» REQUIRED WORK:
For each line of the data below that holds "right", copy the line.

(Stored data)
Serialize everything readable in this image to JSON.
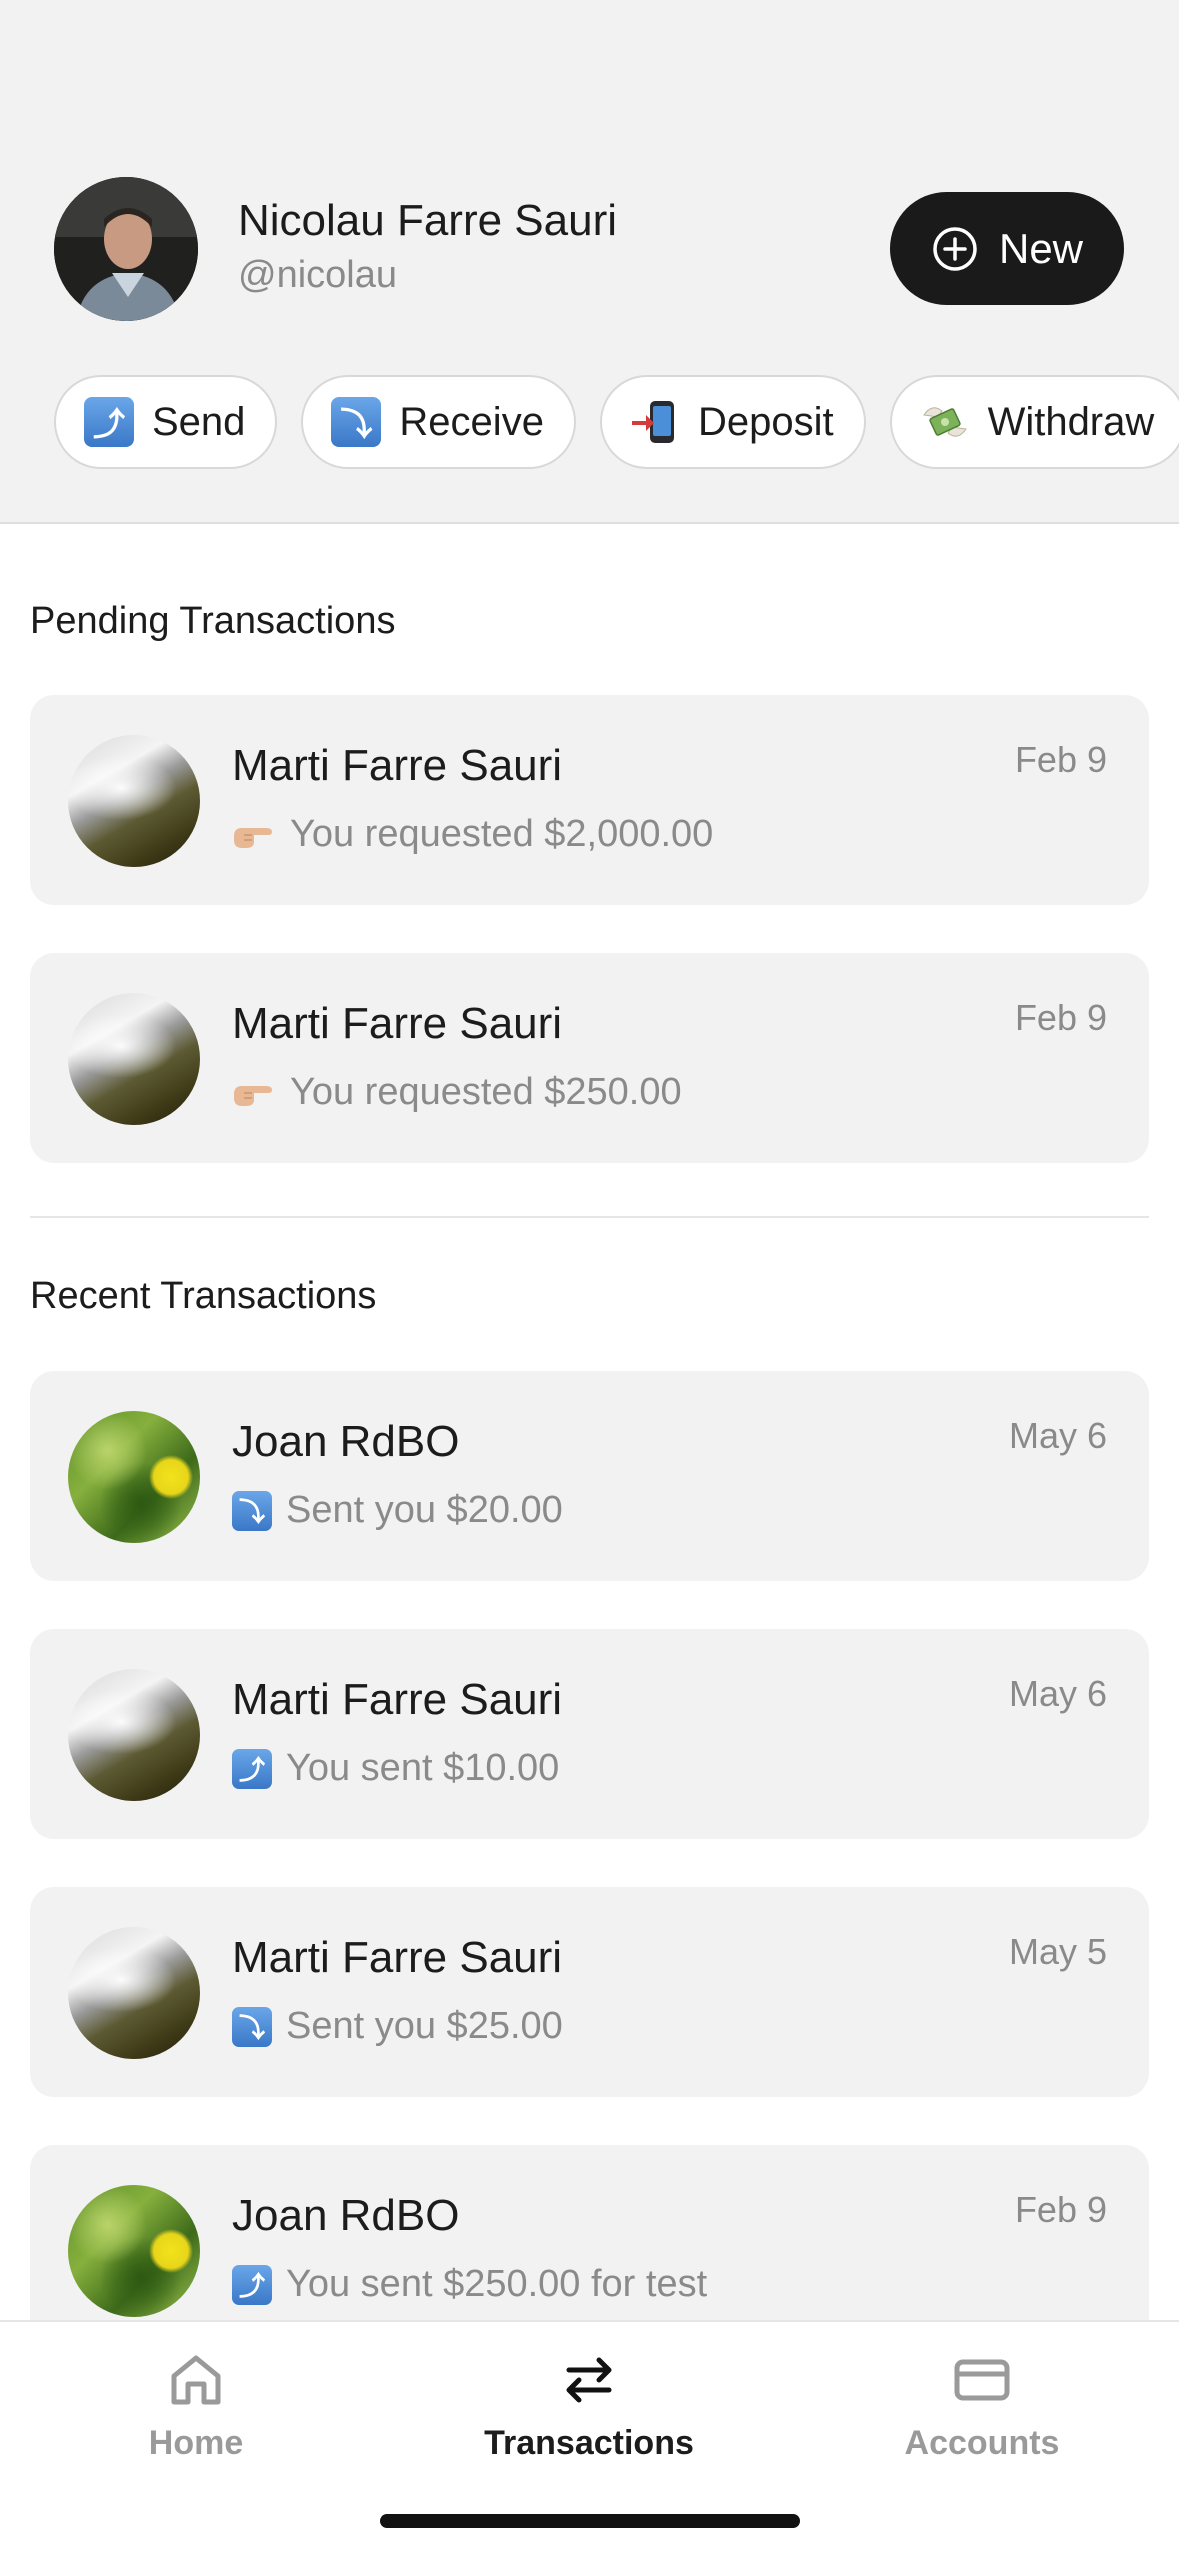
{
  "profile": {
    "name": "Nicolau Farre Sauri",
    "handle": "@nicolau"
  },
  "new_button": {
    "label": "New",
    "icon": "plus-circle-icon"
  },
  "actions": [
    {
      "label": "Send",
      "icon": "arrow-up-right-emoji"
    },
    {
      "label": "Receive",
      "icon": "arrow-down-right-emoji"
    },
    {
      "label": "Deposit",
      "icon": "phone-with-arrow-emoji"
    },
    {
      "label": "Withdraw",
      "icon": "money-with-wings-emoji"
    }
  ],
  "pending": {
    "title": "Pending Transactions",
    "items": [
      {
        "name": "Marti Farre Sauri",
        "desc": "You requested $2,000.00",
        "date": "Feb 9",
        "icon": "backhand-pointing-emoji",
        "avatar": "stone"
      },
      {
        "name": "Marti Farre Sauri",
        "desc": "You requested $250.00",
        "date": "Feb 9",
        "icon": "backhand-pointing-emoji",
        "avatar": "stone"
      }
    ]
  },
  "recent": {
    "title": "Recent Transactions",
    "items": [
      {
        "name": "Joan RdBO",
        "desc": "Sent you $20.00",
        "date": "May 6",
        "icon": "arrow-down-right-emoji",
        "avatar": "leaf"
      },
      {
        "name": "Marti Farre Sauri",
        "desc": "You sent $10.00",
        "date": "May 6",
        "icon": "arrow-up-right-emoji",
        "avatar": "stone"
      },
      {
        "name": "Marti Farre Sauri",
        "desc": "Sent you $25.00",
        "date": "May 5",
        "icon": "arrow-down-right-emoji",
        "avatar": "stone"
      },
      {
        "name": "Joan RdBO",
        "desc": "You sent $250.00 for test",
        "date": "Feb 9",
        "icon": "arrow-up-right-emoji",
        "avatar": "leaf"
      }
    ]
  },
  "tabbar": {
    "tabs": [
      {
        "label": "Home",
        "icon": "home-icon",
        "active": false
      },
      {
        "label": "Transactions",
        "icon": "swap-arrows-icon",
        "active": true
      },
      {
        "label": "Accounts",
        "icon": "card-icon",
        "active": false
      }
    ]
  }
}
--
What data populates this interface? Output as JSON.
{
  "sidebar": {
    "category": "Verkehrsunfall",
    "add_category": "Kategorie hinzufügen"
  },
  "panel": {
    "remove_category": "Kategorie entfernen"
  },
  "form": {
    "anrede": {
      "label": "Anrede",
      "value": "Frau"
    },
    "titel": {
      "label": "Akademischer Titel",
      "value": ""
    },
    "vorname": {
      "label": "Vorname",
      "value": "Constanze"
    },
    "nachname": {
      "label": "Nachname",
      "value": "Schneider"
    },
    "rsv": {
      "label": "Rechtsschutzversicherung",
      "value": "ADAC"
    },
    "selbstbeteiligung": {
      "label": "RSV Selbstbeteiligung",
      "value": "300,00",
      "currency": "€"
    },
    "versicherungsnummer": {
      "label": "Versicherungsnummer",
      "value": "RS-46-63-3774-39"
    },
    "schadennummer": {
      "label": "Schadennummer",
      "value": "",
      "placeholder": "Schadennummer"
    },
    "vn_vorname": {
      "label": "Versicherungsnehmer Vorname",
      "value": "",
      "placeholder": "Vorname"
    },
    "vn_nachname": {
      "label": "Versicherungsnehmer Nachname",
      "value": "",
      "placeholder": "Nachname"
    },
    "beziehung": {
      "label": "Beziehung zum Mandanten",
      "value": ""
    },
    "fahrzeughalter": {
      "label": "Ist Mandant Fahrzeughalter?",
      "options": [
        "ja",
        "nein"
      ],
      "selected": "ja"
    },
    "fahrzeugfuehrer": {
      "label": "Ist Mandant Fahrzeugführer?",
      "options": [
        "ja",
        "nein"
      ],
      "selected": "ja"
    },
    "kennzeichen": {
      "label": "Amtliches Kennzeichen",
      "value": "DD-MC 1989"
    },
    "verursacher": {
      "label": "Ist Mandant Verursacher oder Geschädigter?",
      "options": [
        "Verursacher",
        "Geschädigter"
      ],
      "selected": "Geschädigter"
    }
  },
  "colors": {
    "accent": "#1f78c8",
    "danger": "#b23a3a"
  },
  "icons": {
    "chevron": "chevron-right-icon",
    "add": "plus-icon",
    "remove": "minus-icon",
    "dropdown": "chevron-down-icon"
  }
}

» RESULT FOR THIS TASK:
      "icon": "arrow-up-right-emoji"
      "icon": "arrow-down-right-emoji"
        "icon": "arrow-down-right-emoji",
        "icon": "arrow-up-right-emoji",
        "icon": "arrow-down-right-emoji",
        "icon": "arrow-up-right-emoji",
    "chevron": "chevron-right-icon",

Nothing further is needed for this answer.